--- start Records supplied ---

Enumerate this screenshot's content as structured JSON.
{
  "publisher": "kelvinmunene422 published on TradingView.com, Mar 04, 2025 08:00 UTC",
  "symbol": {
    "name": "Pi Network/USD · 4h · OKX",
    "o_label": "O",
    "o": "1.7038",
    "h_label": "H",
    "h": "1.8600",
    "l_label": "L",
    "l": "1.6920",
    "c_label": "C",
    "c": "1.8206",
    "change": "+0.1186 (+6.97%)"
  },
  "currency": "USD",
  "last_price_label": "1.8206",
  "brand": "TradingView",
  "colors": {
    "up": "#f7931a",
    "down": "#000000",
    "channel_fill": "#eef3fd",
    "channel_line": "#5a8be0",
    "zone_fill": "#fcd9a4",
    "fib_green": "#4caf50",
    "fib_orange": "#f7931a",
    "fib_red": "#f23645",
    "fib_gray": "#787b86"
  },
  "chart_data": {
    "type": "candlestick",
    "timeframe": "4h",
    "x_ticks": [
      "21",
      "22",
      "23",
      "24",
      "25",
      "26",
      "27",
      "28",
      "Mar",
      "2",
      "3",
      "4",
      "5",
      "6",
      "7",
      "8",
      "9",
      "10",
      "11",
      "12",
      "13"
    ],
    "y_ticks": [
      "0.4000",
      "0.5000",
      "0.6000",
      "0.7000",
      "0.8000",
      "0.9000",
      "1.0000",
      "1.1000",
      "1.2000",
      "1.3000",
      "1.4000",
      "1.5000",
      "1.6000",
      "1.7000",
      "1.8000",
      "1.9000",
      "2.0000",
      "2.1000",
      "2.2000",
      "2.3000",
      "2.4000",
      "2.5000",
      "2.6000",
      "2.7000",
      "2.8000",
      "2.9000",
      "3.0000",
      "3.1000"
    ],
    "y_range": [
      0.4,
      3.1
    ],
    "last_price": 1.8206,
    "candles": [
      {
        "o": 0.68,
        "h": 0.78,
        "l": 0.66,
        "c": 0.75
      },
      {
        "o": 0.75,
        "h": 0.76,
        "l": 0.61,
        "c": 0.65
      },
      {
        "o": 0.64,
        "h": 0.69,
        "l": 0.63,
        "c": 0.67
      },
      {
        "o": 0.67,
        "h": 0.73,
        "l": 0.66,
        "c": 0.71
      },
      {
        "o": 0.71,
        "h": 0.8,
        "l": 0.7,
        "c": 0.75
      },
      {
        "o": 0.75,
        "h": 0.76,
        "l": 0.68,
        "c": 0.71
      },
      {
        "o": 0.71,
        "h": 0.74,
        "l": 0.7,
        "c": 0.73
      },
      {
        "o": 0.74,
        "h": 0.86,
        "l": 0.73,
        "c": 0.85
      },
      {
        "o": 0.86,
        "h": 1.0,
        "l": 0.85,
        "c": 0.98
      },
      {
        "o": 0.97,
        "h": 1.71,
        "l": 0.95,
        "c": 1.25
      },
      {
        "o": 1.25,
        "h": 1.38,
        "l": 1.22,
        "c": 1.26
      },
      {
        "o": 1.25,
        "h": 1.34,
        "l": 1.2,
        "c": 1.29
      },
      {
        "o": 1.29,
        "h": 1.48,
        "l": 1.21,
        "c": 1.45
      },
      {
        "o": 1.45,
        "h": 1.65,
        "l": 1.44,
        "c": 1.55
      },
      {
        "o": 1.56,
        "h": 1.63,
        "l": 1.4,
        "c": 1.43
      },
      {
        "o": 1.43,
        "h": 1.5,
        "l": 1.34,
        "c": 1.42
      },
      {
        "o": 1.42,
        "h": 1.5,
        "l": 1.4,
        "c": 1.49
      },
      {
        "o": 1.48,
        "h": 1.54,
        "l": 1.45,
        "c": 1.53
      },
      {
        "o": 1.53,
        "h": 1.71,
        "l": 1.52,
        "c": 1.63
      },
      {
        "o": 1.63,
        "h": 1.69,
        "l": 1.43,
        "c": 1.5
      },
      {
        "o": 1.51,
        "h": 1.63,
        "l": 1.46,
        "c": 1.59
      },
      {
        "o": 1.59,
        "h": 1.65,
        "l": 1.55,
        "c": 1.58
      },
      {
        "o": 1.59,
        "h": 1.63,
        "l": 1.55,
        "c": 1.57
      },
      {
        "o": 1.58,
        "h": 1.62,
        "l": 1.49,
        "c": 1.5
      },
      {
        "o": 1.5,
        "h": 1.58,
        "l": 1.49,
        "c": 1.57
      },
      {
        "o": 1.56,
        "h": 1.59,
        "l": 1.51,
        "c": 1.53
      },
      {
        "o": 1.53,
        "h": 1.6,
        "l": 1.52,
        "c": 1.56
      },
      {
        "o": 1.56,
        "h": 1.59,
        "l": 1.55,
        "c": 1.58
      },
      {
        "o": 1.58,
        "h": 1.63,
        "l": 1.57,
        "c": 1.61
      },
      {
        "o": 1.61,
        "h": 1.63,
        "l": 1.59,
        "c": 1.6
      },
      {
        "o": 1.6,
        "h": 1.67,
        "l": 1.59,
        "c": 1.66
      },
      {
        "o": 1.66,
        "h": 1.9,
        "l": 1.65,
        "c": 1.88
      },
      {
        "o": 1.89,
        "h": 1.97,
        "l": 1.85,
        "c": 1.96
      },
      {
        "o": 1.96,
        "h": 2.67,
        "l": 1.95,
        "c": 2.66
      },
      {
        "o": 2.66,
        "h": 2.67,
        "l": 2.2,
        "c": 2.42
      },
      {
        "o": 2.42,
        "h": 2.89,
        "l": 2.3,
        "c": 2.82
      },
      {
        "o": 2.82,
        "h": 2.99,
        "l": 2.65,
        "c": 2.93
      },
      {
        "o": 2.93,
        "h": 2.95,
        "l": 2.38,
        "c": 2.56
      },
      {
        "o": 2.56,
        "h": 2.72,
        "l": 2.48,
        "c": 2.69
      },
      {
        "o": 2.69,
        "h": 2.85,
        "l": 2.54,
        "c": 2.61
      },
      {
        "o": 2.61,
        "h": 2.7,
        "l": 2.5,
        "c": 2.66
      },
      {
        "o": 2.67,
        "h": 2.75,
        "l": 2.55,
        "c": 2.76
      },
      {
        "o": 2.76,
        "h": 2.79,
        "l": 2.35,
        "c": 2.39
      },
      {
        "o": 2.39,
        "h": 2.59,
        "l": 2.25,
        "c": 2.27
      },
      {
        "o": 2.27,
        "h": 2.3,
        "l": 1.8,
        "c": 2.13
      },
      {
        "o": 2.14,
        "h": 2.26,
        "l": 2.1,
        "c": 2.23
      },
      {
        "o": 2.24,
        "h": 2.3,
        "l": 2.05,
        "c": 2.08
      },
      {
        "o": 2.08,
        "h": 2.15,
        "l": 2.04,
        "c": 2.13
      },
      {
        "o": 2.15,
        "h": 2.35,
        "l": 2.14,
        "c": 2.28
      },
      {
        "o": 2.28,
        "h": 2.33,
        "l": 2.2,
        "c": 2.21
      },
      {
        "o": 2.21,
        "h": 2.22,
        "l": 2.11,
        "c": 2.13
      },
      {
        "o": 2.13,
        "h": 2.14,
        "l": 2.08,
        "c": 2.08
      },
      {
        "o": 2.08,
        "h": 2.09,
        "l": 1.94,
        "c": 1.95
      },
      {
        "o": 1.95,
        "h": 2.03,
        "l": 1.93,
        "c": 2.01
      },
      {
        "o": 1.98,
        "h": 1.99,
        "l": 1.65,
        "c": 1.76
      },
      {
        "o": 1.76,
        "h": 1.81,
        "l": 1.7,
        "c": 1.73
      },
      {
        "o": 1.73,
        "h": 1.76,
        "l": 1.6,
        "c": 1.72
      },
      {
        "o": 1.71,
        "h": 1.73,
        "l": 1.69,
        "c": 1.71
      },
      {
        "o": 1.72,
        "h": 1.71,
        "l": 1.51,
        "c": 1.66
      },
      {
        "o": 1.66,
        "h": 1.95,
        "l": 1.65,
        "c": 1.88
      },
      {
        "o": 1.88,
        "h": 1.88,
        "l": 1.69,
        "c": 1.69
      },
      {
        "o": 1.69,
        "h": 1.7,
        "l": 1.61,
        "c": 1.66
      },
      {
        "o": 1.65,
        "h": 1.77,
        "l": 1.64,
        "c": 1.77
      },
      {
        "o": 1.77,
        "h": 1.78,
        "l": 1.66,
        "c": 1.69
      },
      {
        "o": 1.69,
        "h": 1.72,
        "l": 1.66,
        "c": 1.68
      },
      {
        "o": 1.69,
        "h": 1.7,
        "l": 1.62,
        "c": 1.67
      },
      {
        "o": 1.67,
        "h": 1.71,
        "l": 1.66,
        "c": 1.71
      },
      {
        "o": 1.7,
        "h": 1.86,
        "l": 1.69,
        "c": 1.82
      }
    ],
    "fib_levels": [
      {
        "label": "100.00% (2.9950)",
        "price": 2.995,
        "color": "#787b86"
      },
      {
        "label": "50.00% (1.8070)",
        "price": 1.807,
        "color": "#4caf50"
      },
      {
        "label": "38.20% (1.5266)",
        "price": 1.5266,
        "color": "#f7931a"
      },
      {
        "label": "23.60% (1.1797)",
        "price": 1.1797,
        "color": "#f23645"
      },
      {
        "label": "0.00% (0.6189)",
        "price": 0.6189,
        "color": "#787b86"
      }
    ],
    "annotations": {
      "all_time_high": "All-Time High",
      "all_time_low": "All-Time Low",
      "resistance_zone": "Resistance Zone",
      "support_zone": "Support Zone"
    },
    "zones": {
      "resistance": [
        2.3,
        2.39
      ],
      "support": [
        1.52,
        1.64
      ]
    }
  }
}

--- end Records supplied ---

[Description of the task]:
Identify each line of the material where the word "TradingView" shows up, and copy it.

[Reply]:
  "publisher": "kelvinmunene422 published on TradingView.com, Mar 04, 2025 08:00 UTC",
  "brand": "TradingView",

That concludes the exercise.